-- start PROVIDED DATA --

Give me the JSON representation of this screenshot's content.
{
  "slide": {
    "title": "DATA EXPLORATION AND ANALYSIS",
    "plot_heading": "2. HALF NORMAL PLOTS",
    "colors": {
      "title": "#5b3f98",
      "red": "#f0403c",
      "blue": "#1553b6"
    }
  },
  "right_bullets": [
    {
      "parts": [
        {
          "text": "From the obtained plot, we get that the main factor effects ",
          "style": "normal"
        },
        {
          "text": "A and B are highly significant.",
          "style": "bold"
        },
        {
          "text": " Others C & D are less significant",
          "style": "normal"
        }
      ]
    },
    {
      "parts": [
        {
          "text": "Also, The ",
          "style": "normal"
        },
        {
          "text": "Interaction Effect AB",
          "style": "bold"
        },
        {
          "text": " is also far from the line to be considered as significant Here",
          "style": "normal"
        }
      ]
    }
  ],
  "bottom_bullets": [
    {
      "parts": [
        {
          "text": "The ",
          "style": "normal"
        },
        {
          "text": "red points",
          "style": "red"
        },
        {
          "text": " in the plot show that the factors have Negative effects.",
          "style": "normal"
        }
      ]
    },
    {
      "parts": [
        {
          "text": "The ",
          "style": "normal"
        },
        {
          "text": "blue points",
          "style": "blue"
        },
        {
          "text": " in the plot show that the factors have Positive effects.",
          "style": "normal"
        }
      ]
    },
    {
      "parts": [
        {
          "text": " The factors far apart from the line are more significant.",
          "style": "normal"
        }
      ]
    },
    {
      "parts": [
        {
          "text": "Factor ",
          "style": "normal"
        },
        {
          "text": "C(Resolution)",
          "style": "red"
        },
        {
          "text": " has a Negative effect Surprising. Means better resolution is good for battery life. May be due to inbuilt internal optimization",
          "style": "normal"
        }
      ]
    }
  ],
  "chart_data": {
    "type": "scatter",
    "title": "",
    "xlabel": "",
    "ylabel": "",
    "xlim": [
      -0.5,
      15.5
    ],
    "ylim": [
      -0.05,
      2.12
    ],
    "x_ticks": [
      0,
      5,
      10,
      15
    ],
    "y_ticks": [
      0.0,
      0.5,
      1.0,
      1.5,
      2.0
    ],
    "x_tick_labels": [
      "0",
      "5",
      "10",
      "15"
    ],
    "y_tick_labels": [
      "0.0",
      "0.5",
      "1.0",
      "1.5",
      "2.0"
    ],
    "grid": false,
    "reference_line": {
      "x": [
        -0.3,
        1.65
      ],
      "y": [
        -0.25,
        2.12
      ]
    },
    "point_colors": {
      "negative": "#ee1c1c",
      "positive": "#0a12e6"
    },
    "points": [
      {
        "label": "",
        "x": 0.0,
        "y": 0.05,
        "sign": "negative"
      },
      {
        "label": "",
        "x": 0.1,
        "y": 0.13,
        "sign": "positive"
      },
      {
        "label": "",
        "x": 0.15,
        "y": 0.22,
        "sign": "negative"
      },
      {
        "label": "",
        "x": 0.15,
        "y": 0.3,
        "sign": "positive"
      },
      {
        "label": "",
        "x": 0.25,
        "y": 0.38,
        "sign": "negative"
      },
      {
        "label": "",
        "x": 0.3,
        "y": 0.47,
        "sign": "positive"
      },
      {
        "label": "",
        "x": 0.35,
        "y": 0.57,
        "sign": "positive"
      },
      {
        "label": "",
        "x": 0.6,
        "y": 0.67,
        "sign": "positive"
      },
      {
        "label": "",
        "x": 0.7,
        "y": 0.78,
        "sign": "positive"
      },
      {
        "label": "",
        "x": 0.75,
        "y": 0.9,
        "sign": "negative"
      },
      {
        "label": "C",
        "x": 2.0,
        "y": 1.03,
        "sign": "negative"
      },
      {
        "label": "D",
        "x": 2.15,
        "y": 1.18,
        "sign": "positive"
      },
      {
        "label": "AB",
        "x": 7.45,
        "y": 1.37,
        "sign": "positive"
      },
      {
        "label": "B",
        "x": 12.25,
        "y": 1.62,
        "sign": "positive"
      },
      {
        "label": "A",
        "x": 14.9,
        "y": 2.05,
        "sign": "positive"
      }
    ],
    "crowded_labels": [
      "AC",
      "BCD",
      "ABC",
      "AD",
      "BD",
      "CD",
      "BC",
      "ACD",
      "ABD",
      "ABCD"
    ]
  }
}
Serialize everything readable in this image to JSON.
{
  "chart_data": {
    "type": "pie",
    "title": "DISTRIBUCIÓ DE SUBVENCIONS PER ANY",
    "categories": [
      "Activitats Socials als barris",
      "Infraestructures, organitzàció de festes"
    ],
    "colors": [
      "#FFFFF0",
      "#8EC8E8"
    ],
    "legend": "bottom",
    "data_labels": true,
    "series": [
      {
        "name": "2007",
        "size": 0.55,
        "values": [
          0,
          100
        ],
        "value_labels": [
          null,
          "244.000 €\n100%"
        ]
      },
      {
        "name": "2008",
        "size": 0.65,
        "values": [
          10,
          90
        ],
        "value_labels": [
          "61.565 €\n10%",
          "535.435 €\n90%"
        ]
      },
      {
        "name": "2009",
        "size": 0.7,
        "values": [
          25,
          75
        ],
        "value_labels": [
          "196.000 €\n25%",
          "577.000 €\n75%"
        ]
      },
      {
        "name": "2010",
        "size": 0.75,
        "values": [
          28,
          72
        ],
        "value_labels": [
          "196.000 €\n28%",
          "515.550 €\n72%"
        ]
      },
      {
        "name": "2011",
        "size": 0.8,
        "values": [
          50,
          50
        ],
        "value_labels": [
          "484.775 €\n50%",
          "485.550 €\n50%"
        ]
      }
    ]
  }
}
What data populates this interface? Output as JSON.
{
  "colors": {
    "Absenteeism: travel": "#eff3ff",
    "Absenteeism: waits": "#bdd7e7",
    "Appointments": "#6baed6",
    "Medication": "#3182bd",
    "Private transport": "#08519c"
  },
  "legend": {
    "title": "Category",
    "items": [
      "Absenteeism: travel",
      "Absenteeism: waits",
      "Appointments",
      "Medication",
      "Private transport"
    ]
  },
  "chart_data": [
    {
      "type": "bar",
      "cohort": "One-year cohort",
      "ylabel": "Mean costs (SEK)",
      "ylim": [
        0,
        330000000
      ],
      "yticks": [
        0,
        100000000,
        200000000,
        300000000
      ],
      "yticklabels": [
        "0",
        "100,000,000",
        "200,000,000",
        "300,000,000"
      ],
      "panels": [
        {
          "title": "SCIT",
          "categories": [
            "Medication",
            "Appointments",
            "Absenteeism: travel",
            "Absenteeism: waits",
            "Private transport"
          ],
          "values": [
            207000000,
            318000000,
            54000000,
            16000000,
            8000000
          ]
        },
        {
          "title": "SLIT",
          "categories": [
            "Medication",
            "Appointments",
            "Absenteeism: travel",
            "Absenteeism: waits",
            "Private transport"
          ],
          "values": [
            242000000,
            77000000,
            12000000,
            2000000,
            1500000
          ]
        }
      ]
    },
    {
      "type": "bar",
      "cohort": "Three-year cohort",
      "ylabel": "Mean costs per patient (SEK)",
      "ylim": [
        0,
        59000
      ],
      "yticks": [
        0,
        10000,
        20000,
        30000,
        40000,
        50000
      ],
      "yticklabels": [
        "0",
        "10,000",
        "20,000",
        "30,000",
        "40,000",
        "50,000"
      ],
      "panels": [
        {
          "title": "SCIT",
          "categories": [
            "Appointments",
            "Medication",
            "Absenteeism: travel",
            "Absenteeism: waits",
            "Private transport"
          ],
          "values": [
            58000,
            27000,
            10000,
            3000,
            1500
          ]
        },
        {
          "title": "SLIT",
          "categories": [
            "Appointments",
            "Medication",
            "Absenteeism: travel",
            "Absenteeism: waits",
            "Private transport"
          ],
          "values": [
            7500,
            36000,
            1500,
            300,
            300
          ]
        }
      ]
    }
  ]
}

-- end PROVIDED DATA --

> _WHAT YOU ARE ASKED TO DO_
Every entry above needs to be quoted exactly.

> _WRITTEN RESPONSE_
Give me the JSON representation of this screenshot's content.
{
  "slide": {
    "title": "DATA EXPLORATION AND ANALYSIS",
    "plot_heading": "2. HALF NORMAL PLOTS",
    "colors": {
      "title": "#5b3f98",
      "red": "#f0403c",
      "blue": "#1553b6"
    }
  },
  "right_bullets": [
    {
      "parts": [
        {
          "text": "From the obtained plot, we get that the main factor effects ",
          "style": "normal"
        },
        {
          "text": "A and B are highly significant.",
          "style": "bold"
        },
        {
          "text": " Others C & D are less significant",
          "style": "normal"
        }
      ]
    },
    {
      "parts": [
        {
          "text": "Also, The ",
          "style": "normal"
        },
        {
          "text": "Interaction Effect AB",
          "style": "bold"
        },
        {
          "text": " is also far from the line to be considered as significant Here",
          "style": "normal"
        }
      ]
    }
  ],
  "bottom_bullets": [
    {
      "parts": [
        {
          "text": "The ",
          "style": "normal"
        },
        {
          "text": "red points",
          "style": "red"
        },
        {
          "text": " in the plot show that the factors have Negative effects.",
          "style": "normal"
        }
      ]
    },
    {
      "parts": [
        {
          "text": "The ",
          "style": "normal"
        },
        {
          "text": "blue points",
          "style": "blue"
        },
        {
          "text": " in the plot show that the factors have Positive effects.",
          "style": "normal"
        }
      ]
    },
    {
      "parts": [
        {
          "text": " The factors far apart from the line are more significant.",
          "style": "normal"
        }
      ]
    },
    {
      "parts": [
        {
          "text": "Factor ",
          "style": "normal"
        },
        {
          "text": "C(Resolution)",
          "style": "red"
        },
        {
          "text": " has a Negative effect Surprising. Means better resolution is good for battery life. May be due to inbuilt internal optimization",
          "style": "normal"
        }
      ]
    }
  ],
  "chart_data": {
    "type": "scatter",
    "title": "",
    "xlabel": "",
    "ylabel": "",
    "xlim": [
      -0.5,
      15.5
    ],
    "ylim": [
      -0.05,
      2.12
    ],
    "x_ticks": [
      0,
      5,
      10,
      15
    ],
    "y_ticks": [
      0.0,
      0.5,
      1.0,
      1.5,
      2.0
    ],
    "x_tick_labels": [
      "0",
      "5",
      "10",
      "15"
    ],
    "y_tick_labels": [
      "0.0",
      "0.5",
      "1.0",
      "1.5",
      "2.0"
    ],
    "grid": false,
    "reference_line": {
      "x": [
        -0.3,
        1.65
      ],
      "y": [
        -0.25,
        2.12
      ]
    },
    "point_colors": {
      "negative": "#ee1c1c",
      "positive": "#0a12e6"
    },
    "points": [
      {
        "label": "",
        "x": 0.0,
        "y": 0.05,
        "sign": "negative"
      },
      {
        "label": "",
        "x": 0.1,
        "y": 0.13,
        "sign": "positive"
      },
      {
        "label": "",
        "x": 0.15,
        "y": 0.22,
        "sign": "negative"
      },
      {
        "label": "",
        "x": 0.15,
        "y": 0.3,
        "sign": "positive"
      },
      {
        "label": "",
        "x": 0.25,
        "y": 0.38,
        "sign": "negative"
      },
      {
        "label": "",
        "x": 0.3,
        "y": 0.47,
        "sign": "positive"
      },
      {
        "label": "",
        "x": 0.35,
        "y": 0.57,
        "sign": "positive"
      },
      {
        "label": "",
        "x": 0.6,
        "y": 0.67,
        "sign": "positive"
      },
      {
        "label": "",
        "x": 0.7,
        "y": 0.78,
        "sign": "positive"
      },
      {
        "label": "",
        "x": 0.75,
        "y": 0.9,
        "sign": "negative"
      },
      {
        "label": "C",
        "x": 2.0,
        "y": 1.03,
        "sign": "negative"
      },
      {
        "label": "D",
        "x": 2.15,
        "y": 1.18,
        "sign": "positive"
      },
      {
        "label": "AB",
        "x": 7.45,
        "y": 1.37,
        "sign": "positive"
      },
      {
        "label": "B",
        "x": 12.25,
        "y": 1.62,
        "sign": "positive"
      },
      {
        "label": "A",
        "x": 14.9,
        "y": 2.05,
        "sign": "positive"
      }
    ],
    "crowded_labels": [
      "AC",
      "BCD",
      "ABC",
      "AD",
      "BD",
      "CD",
      "BC",
      "ACD",
      "ABD",
      "ABCD"
    ]
  }
}
Serialize everything readable in this image to JSON.
{
  "chart_data": {
    "type": "pie",
    "title": "DISTRIBUCIÓ DE SUBVENCIONS PER ANY",
    "categories": [
      "Activitats Socials als barris",
      "Infraestructures, organitzàció de festes"
    ],
    "colors": [
      "#FFFFF0",
      "#8EC8E8"
    ],
    "legend": "bottom",
    "data_labels": true,
    "series": [
      {
        "name": "2007",
        "size": 0.55,
        "values": [
          0,
          100
        ],
        "value_labels": [
          null,
          "244.000 €\n100%"
        ]
      },
      {
        "name": "2008",
        "size": 0.65,
        "values": [
          10,
          90
        ],
        "value_labels": [
          "61.565 €\n10%",
          "535.435 €\n90%"
        ]
      },
      {
        "name": "2009",
        "size": 0.7,
        "values": [
          25,
          75
        ],
        "value_labels": [
          "196.000 €\n25%",
          "577.000 €\n75%"
        ]
      },
      {
        "name": "2010",
        "size": 0.75,
        "values": [
          28,
          72
        ],
        "value_labels": [
          "196.000 €\n28%",
          "515.550 €\n72%"
        ]
      },
      {
        "name": "2011",
        "size": 0.8,
        "values": [
          50,
          50
        ],
        "value_labels": [
          "484.775 €\n50%",
          "485.550 €\n50%"
        ]
      }
    ]
  }
}
What data populates this interface? Output as JSON.
{
  "colors": {
    "Absenteeism: travel": "#eff3ff",
    "Absenteeism: waits": "#bdd7e7",
    "Appointments": "#6baed6",
    "Medication": "#3182bd",
    "Private transport": "#08519c"
  },
  "legend": {
    "title": "Category",
    "items": [
      "Absenteeism: travel",
      "Absenteeism: waits",
      "Appointments",
      "Medication",
      "Private transport"
    ]
  },
  "chart_data": [
    {
      "type": "bar",
      "cohort": "One-year cohort",
      "ylabel": "Mean costs (SEK)",
      "ylim": [
        0,
        330000000
      ],
      "yticks": [
        0,
        100000000,
        200000000,
        300000000
      ],
      "yticklabels": [
        "0",
        "100,000,000",
        "200,000,000",
        "300,000,000"
      ],
      "panels": [
        {
          "title": "SCIT",
          "categories": [
            "Medication",
            "Appointments",
            "Absenteeism: travel",
            "Absenteeism: waits",
            "Private transport"
          ],
          "values": [
            207000000,
            318000000,
            54000000,
            16000000,
            8000000
          ]
        },
        {
          "title": "SLIT",
          "categories": [
            "Medication",
            "Appointments",
            "Absenteeism: travel",
            "Absenteeism: waits",
            "Private transport"
          ],
          "values": [
            242000000,
            77000000,
            12000000,
            2000000,
            1500000
          ]
        }
      ]
    },
    {
      "type": "bar",
      "cohort": "Three-year cohort",
      "ylabel": "Mean costs per patient (SEK)",
      "ylim": [
        0,
        59000
      ],
      "yticks": [
        0,
        10000,
        20000,
        30000,
        40000,
        50000
      ],
      "yticklabels": [
        "0",
        "10,000",
        "20,000",
        "30,000",
        "40,000",
        "50,000"
      ],
      "panels": [
        {
          "title": "SCIT",
          "categories": [
            "Appointments",
            "Medication",
            "Absenteeism: travel",
            "Absenteeism: waits",
            "Private transport"
          ],
          "values": [
            58000,
            27000,
            10000,
            3000,
            1500
          ]
        },
        {
          "title": "SLIT",
          "categories": [
            "Appointments",
            "Medication",
            "Absenteeism: travel",
            "Absenteeism: waits",
            "Private transport"
          ],
          "values": [
            7500,
            36000,
            1500,
            300,
            300
          ]
        }
      ]
    }
  ]
}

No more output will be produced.